Supplied passage
Dating, Part Two: 37

We were set up by a mutual friend, who assured us both that we would “get along great.” This was good news, because said friend understood me well enough to know I wouldn’t want to date a White Nationalist with a penchant for a daily box of Twinkies. That said, she also knows me well enough to be able to give my date the inside scoop on me, which could range from personality misdemeanors like, “he doesn’t return books to the library on time” to full-scale felonies like, “he’s that special breed of narcissist that also has insecurities.”

Oh well. I didn’t get much of the skinny on Blind Date Woman, so perhaps she didn’t get much on me, either. I was told she was thirty-seven, “pretty,” and “just a really cool girl.” We arranged to meet at this moderately up-scale Italian restaurant. The type of place that says, “I’m not a cheap bastard, but this date has the potential to go south on a dime, so French Laundry comes later.”

Dating Two 2
The whole thing should have gone better. I even wore my lucky hat.

Entries supplied
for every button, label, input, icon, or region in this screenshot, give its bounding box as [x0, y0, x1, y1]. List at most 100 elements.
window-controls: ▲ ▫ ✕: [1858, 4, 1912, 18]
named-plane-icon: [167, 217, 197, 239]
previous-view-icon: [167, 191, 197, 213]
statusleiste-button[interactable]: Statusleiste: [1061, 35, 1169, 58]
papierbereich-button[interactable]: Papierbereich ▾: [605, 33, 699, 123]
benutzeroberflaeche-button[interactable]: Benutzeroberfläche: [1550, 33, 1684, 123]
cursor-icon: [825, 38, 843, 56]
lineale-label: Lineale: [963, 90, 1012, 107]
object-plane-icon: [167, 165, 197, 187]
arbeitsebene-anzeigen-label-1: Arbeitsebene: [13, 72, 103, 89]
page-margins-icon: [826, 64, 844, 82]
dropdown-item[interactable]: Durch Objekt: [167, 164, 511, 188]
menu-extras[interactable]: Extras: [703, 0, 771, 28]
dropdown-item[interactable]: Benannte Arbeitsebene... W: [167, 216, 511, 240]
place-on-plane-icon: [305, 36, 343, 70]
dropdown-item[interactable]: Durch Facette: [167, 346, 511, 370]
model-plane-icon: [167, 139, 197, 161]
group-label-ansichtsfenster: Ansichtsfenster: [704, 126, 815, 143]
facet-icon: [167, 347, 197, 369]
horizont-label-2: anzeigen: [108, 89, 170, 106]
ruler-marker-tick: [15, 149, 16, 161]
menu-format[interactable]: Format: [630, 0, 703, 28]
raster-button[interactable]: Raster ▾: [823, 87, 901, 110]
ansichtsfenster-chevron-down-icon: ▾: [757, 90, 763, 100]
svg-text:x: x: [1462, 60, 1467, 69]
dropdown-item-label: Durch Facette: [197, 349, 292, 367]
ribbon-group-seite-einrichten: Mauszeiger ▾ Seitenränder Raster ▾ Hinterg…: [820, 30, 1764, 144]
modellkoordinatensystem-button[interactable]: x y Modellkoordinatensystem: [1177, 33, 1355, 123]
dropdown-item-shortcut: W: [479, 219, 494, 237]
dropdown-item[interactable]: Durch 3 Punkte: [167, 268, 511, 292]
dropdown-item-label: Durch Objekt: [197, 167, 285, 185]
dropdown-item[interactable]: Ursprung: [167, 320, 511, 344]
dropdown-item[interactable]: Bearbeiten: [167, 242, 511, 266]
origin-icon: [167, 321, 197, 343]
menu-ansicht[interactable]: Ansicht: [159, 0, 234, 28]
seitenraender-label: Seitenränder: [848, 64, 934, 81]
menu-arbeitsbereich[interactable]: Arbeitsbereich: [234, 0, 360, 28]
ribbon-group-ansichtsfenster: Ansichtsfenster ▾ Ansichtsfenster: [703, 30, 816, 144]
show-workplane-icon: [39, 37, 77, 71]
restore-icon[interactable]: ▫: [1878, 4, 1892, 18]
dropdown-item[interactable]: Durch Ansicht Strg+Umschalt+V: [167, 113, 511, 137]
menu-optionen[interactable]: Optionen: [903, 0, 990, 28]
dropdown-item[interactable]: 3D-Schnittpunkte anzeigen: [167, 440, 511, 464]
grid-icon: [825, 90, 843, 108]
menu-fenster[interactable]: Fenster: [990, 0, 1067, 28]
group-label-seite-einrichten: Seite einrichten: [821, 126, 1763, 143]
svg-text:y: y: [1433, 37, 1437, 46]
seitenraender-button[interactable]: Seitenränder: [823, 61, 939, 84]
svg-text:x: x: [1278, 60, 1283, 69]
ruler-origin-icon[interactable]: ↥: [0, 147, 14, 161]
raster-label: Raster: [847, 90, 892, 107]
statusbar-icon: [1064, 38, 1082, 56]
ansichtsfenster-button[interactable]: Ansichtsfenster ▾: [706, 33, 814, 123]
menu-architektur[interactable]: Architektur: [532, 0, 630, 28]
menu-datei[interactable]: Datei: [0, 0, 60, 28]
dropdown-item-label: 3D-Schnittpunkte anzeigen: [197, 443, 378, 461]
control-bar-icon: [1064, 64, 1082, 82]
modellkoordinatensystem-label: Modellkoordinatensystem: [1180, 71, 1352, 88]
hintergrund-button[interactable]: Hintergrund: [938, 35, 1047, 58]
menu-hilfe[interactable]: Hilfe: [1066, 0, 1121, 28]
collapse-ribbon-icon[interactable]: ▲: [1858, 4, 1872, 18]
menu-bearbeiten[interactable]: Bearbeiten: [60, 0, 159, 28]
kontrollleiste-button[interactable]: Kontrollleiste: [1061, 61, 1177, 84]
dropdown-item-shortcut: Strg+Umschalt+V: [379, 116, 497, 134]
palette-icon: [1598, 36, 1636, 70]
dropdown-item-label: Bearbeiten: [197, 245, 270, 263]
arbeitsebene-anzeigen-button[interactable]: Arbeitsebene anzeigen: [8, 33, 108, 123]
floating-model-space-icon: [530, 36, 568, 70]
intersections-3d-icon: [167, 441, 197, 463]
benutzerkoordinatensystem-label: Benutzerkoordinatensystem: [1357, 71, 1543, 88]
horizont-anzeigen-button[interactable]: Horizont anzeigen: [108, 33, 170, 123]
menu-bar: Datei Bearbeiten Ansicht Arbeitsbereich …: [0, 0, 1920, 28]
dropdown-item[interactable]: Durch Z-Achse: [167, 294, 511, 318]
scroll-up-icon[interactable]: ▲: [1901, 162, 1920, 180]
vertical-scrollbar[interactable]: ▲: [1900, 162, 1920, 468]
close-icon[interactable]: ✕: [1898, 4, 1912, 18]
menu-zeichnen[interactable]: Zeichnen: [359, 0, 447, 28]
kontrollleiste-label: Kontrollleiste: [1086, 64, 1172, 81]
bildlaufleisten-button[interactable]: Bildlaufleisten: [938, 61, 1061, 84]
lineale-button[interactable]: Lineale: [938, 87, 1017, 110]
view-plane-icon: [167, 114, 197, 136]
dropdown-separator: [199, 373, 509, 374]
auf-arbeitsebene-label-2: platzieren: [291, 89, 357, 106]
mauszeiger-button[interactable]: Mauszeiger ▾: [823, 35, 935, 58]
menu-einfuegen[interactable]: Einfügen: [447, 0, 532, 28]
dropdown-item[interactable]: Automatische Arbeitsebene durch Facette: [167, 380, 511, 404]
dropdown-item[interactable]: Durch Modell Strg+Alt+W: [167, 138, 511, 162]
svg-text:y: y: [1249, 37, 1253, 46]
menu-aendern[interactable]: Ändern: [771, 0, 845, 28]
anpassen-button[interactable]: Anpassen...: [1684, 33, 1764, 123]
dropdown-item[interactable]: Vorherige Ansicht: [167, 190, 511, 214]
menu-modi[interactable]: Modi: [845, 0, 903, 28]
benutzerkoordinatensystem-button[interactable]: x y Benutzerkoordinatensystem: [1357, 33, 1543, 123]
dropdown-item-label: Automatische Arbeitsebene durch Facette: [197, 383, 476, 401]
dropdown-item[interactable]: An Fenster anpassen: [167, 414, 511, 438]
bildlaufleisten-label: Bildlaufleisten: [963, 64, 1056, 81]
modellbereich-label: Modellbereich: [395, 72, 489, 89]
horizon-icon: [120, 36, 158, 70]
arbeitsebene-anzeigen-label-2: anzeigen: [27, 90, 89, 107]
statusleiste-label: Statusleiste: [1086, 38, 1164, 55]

Exercise instructions
Update the stretch from "Oh well. I didn’t" through "my lucky hat." in the blind-date essay by replacing "Italian" with "Greek". The records aren't required for this.

Written response
Oh well. I didn’t get much of the skinny on Blind Date Woman, so perhaps she didn’t get much on me, either. I was told she was thirty-seven, “pretty,” and “just a really cool girl.” We arranged to meet at this moderately up-scale Greek restaurant. The type of place that says, “I’m not a cheap bastard, but this date has the potential to go south on a dime, so French Laundry comes later.”

Dating Two 2
The whole thing should have gone better. I even wore my lucky hat.